- The data -
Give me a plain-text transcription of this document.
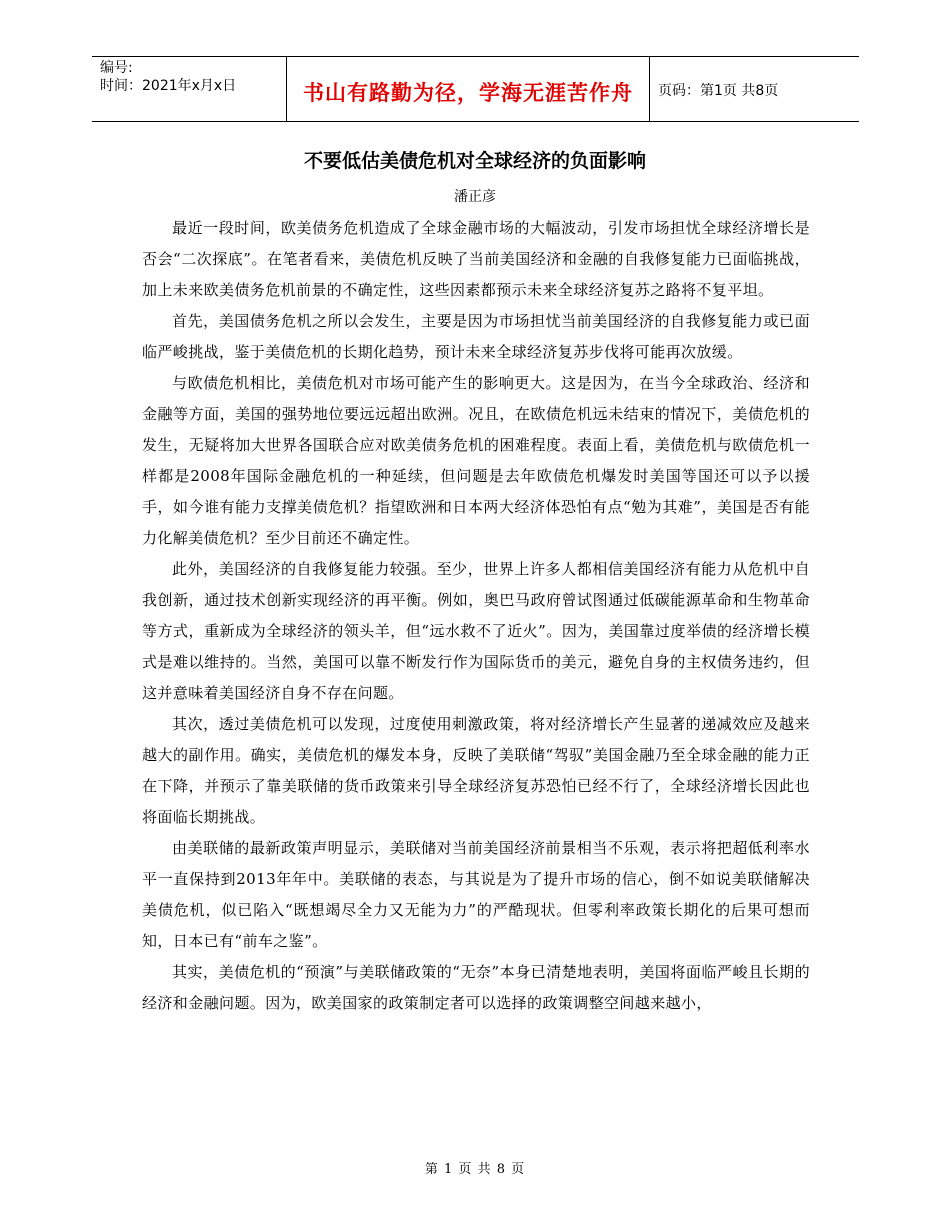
编号:
时间：2021年x月x日	书山有路勤为径，学海无涯苦作舟	页码：第1页 共8页
不要低估美债危机对全球经济的负面影响
潘正彦

最近一段时间，欧美债务危机造成了全球金融市场的大幅波动，引发市场担忧全球经济增长是否会“二次探底”。在笔者看来，美债危机反映了当前美国经济和金融的自我修复能力已面临挑战，加上未来欧美债务危机前景的不确定性，这些因素都预示未来全球经济复苏之路将不复平坦。

首先，美国债务危机之所以会发生，主要是因为市场担忧当前美国经济的自我修复能力或已面临严峻挑战，鉴于美债危机的长期化趋势，预计未来全球经济复苏步伐将可能再次放缓。

与欧债危机相比，美债危机对市场可能产生的影响更大。这是因为，在当今全球政治、经济和金融等方面，美国的强势地位要远远超出欧洲。况且，在欧债危机远未结束的情况下，美债危机的发生，无疑将加大世界各国联合应对欧美债务危机的困难程度。表面上看，美债危机与欧债危机一样都是2008年国际金融危机的一种延续，但问题是去年欧债危机爆发时美国等国还可以予以援手，如今谁有能力支撑美债危机？指望欧洲和日本两大经济体恐怕有点“勉为其难”，美国是否有能力化解美债危机？至少目前还不确定性。

此外，美国经济的自我修复能力较强。至少，世界上许多人都相信美国经济有能力从危机中自我创新，通过技术创新实现经济的再平衡。例如，奥巴马政府曾试图通过低碳能源革命和生物革命等方式，重新成为全球经济的领头羊，但“远水救不了近火”。因为，美国靠过度举债的经济增长模式是难以维持的。当然，美国可以靠不断发行作为国际货币的美元，避免自身的主权债务违约，但这并意味着美国经济自身不存在问题。

其次，透过美债危机可以发现，过度使用刺激政策，将对经济增长产生显著的递减效应及越来越大的副作用。确实，美债危机的爆发本身，反映了美联储“驾驭”美国金融乃至全球金融的能力正在下降，并预示了靠美联储的货币政策来引导全球经济复苏恐怕已经不行了，全球经济增长因此也将面临长期挑战。

由美联储的最新政策声明显示，美联储对当前美国经济前景相当不乐观，表示将把超低利率水平一直保持到2013年年中。美联储的表态，与其说是为了提升市场的信心，倒不如说美联储解决美债危机，似已陷入“既想竭尽全力又无能为力”的严酷现状。但零利率政策长期化的后果可想而知，日本已有“前车之鉴”。

其实，美债危机的“预演”与美联储政策的“无奈”本身已清楚地表明，美国将面临严峻且长期的经济和金融问题。因为，欧美国家的政策制定者可以选择的政策调整空间越来越小，

第 1 页 共 8 页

- The exercise -
Every record must be copied exactly, with the pictures left out.

- Solution -
Give me a plain-text transcription of this document.
编号:
时间：2021年x月x日	书山有路勤为径，学海无涯苦作舟	页码：第1页 共8页
不要低估美债危机对全球经济的负面影响
潘正彦

最近一段时间，欧美债务危机造成了全球金融市场的大幅波动，引发市场担忧全球经济增长是否会“二次探底”。在笔者看来，美债危机反映了当前美国经济和金融的自我修复能力已面临挑战，加上未来欧美债务危机前景的不确定性，这些因素都预示未来全球经济复苏之路将不复平坦。

首先，美国债务危机之所以会发生，主要是因为市场担忧当前美国经济的自我修复能力或已面临严峻挑战，鉴于美债危机的长期化趋势，预计未来全球经济复苏步伐将可能再次放缓。

与欧债危机相比，美债危机对市场可能产生的影响更大。这是因为，在当今全球政治、经济和金融等方面，美国的强势地位要远远超出欧洲。况且，在欧债危机远未结束的情况下，美债危机的发生，无疑将加大世界各国联合应对欧美债务危机的困难程度。表面上看，美债危机与欧债危机一样都是2008年国际金融危机的一种延续，但问题是去年欧债危机爆发时美国等国还可以予以援手，如今谁有能力支撑美债危机？指望欧洲和日本两大经济体恐怕有点“勉为其难”，美国是否有能力化解美债危机？至少目前还不确定性。

此外，美国经济的自我修复能力较强。至少，世界上许多人都相信美国经济有能力从危机中自我创新，通过技术创新实现经济的再平衡。例如，奥巴马政府曾试图通过低碳能源革命和生物革命等方式，重新成为全球经济的领头羊，但“远水救不了近火”。因为，美国靠过度举债的经济增长模式是难以维持的。当然，美国可以靠不断发行作为国际货币的美元，避免自身的主权债务违约，但这并意味着美国经济自身不存在问题。

其次，透过美债危机可以发现，过度使用刺激政策，将对经济增长产生显著的递减效应及越来越大的副作用。确实，美债危机的爆发本身，反映了美联储“驾驭”美国金融乃至全球金融的能力正在下降，并预示了靠美联储的货币政策来引导全球经济复苏恐怕已经不行了，全球经济增长因此也将面临长期挑战。

由美联储的最新政策声明显示，美联储对当前美国经济前景相当不乐观，表示将把超低利率水平一直保持到2013年年中。美联储的表态，与其说是为了提升市场的信心，倒不如说美联储解决美债危机，似已陷入“既想竭尽全力又无能为力”的严酷现状。但零利率政策长期化的后果可想而知，日本已有“前车之鉴”。

其实，美债危机的“预演”与美联储政策的“无奈”本身已清楚地表明，美国将面临严峻且长期的经济和金融问题。因为，欧美国家的政策制定者可以选择的政策调整空间越来越小，

第 1 页 共 8 页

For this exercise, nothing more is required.